BEGIN PASSAGE

He's either thinking about cheating on you or is already cheating. And make no mistake about it, it doesn't matter why he says this, it's cheating. I suspect he's already got his affair partner picked out if he's not already cheating.

It may be premature but I think you should pm a moderator to move this thread to CWI.

In the meantime follow weightlifters instructions for investigating.


----------



## ne9907 (Jul 17, 2013)

Gosh I am so sorry you have to go through this. I too went through a similar situation with my ex except that I was never able to get pregnant. I am so sorry. It's true about the mental anguish and pain. I wish you all the luck in the world


----------



## Eagle3 (Dec 4, 2013)

OP, has your husband ever brought this up in the past about his desire to look elsewhere for having a child? I ask because if this is only recent do you think it’s possible he is wanting to give a reason to step out without possible repercussions or wanting to get out of the marriage in general and this is easier for him to express that thought?

If not this is pretty bad for him to act like this to you. He has to know this is a very sensitive topic for couples and could be hurtful to you. How is he with you on the rest of your marriage? Does this seem out of the ordinary. 

My wife had a child as a young teenager which caused a complicated birth that has made us having a child difficult. In fact it’s to the point where it won’t happen. But that is life and you have to accept the hand you are dealt. Now will I ever wonder what it would be like to have a child together? Of course but those are thoughts I will keep to myself. I made a choice to marry my wife to be with her not for her to be a baby maker. 

Keep talking with him and see if there is anything he wants to get out in the open with you.


----------



## SlowlyGoingCrazy (Jun 2, 2011)

I'm confused about how he would go about raising this other baby. Would he leave you to be with her so they can parent together? Have every other weekend visits? 
What are his thoughts on adoption or fostering?


----------



## committed4ever (Nov 13, 2012)

Microwavelove said:


> He committed to you. If you had found out through your trying that he was the source of the infertility, would it then be okay for you to sleep with another man in order to get pregnant?


OP, you should really ask him this. Ask him and don't let him get away without answering. If he says he wouldn't mind, well then that tells you where your relationship stand.

I wouldn't be surprised if he already has somebody pregnant and is setting the stage. But you will know soon enough.


----------



## Hope1964 (Sep 26, 2011)

committed4ever said:


> I wouldn't be surprised if he already has somebody pregnant and is setting the stage. But you will know soon enough.


:iagree:

I know none of this is what you want to hear. Please don't ignore what we're saying because of that. You can't just ignore it - it won't go away. You can pretend he isn't talking about cheating if you like, but all that will do is ensure your future unhappiness.


----------

END PASSAGE

**OBJECTIVE 1**
In the forum thread, repeat the SlowlyGoingCrazy post, beginning at "## SlowlyGoingCrazy (Jun" and stopping after "(Nov 13, 2012)", but swap "baby" out for "child".
**OBJECTIVE 2**
Summarize the forum thread in two sentences.
**OBJECTIVE 3**
In the forum thread, to which forum does the first poster suggest asking a moderator to move the thread?

BEGIN DATASET EXTRACT

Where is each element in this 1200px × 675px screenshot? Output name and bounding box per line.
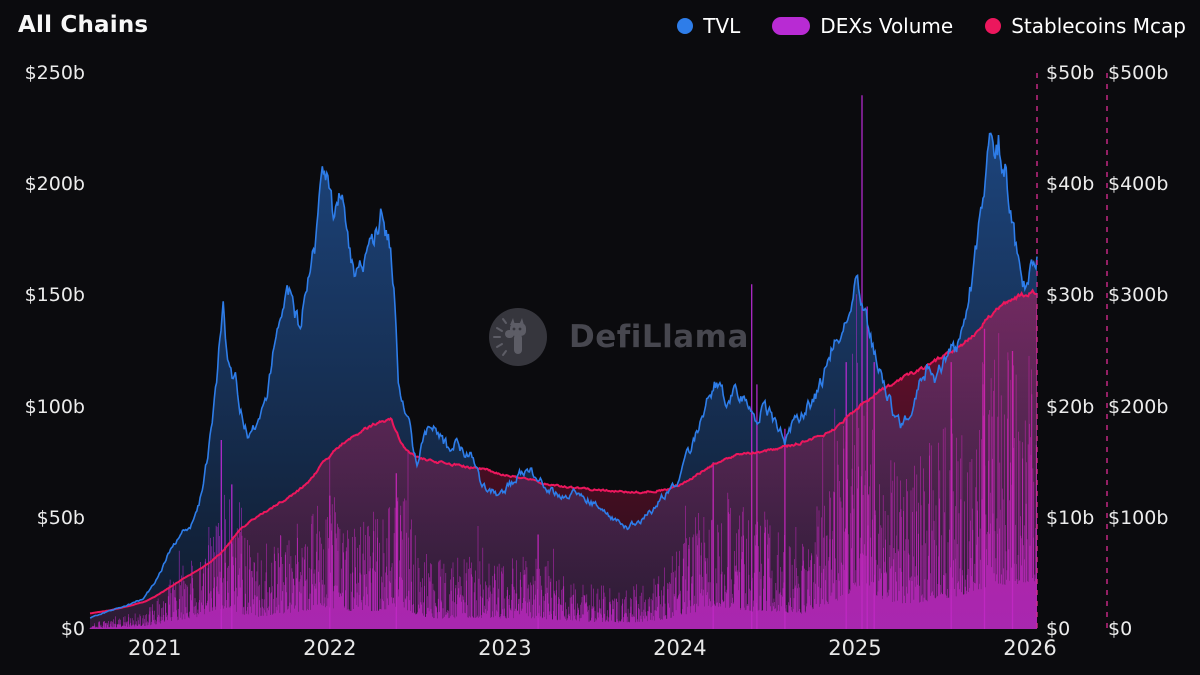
defillama-logo-icon	[489, 308, 547, 366]
legend-item-dexs-volume[interactable]: DEXs Volume	[772, 14, 953, 38]
watermark: DefiLlama	[487, 306, 749, 368]
legend-item-tvl[interactable]: TVL	[677, 14, 740, 38]
tvl-line	[89, 132, 1038, 619]
legend-label-stablecoins-mcap: Stablecoins Mcap	[1011, 14, 1186, 38]
legend: TVL DEXs Volume Stablecoins Mcap	[677, 14, 1186, 38]
legend-label-dexs-volume: DEXs Volume	[820, 14, 954, 38]
watermark-text: DefiLlama	[569, 319, 749, 355]
legend-label-tvl: TVL	[703, 14, 741, 38]
dexs-volume-pill-icon	[772, 17, 811, 35]
tvl-dot-icon	[677, 18, 694, 34]
legend-item-stablecoins-mcap[interactable]: Stablecoins Mcap	[985, 14, 1186, 38]
stablecoins-dot-icon	[985, 18, 1002, 34]
page-title: All Chains	[18, 12, 149, 38]
stablecoins-area	[90, 290, 1037, 629]
stablecoins-line	[89, 288, 1038, 615]
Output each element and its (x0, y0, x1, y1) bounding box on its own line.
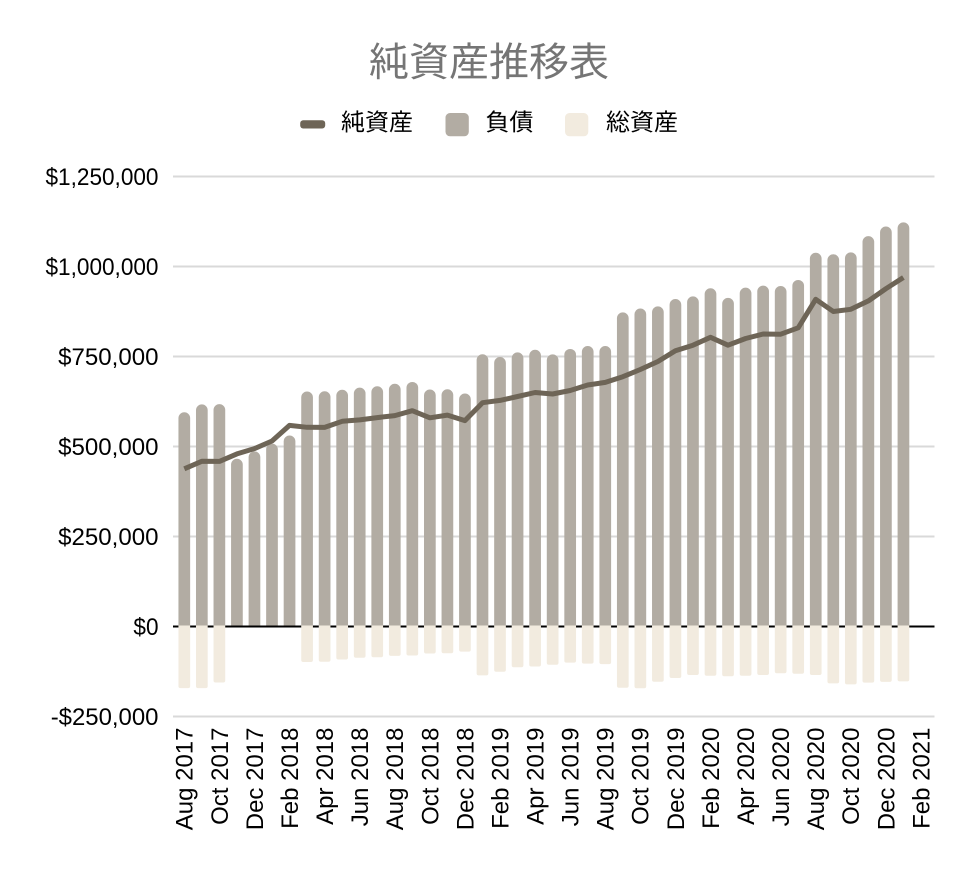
svg-text:Oct 2018: Oct 2018 (417, 728, 444, 825)
svg-text:Apr 2020: Apr 2020 (733, 728, 760, 825)
svg-text:Dec 2019: Dec 2019 (663, 728, 690, 831)
svg-text:$1,000,000: $1,000,000 (46, 254, 159, 281)
svg-text:$250,000: $250,000 (58, 524, 158, 551)
svg-text:Dec 2018: Dec 2018 (452, 728, 479, 831)
svg-text:Aug 2020: Aug 2020 (803, 728, 830, 831)
svg-text:Oct 2017: Oct 2017 (207, 728, 234, 825)
svg-text:Oct 2019: Oct 2019 (628, 728, 655, 825)
svg-text:Aug 2017: Aug 2017 (172, 728, 199, 831)
svg-text:Jun 2020: Jun 2020 (768, 728, 795, 827)
svg-text:Dec 2020: Dec 2020 (873, 728, 900, 831)
svg-text:Feb 2019: Feb 2019 (487, 728, 514, 829)
svg-text:$0: $0 (133, 614, 158, 641)
svg-text:-$250,000: -$250,000 (51, 704, 159, 731)
svg-text:Dec 2017: Dec 2017 (242, 728, 269, 831)
svg-text:$750,000: $750,000 (58, 344, 158, 371)
svg-text:$1,250,000: $1,250,000 (46, 164, 159, 191)
svg-text:Apr 2019: Apr 2019 (523, 728, 550, 825)
svg-text:Aug 2018: Aug 2018 (382, 728, 409, 831)
svg-text:Feb 2020: Feb 2020 (698, 728, 725, 829)
svg-text:$500,000: $500,000 (58, 434, 158, 461)
svg-text:Oct 2020: Oct 2020 (838, 728, 865, 825)
svg-text:Jun 2018: Jun 2018 (347, 728, 374, 827)
svg-text:Feb 2021: Feb 2021 (908, 728, 935, 829)
svg-text:Feb 2018: Feb 2018 (277, 728, 304, 829)
svg-text:Apr 2018: Apr 2018 (312, 728, 339, 825)
svg-text:Jun 2019: Jun 2019 (558, 728, 585, 827)
svg-text:Aug 2019: Aug 2019 (593, 728, 620, 831)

END DATASET EXTRACT

**WORKED ANSWER 1**
## SlowlyGoingCrazy (Jun 2, 2011)

I'm confused about how he would go about raising this other child. Would he leave you to be with her so they can parent together? Have every other weekend visits? 
What are his thoughts on adoption or fostering?


----------



## committed4ever (Nov 13, 2012)

**WORKED ANSWER 2**
Several posters say that the original poster's husband, in wanting to look elsewhere to have a child, is either thinking about cheating or already cheating, and some suspect he has an affair partner picked out or has already gotten someone pregnant. Others offer sympathy, urge the original poster to keep talking with him or to ask whether he would accept the reverse situation, and one asks how he would raise the other baby and what he thinks of adoption or fostering.

**WORKED ANSWER 3**
CWI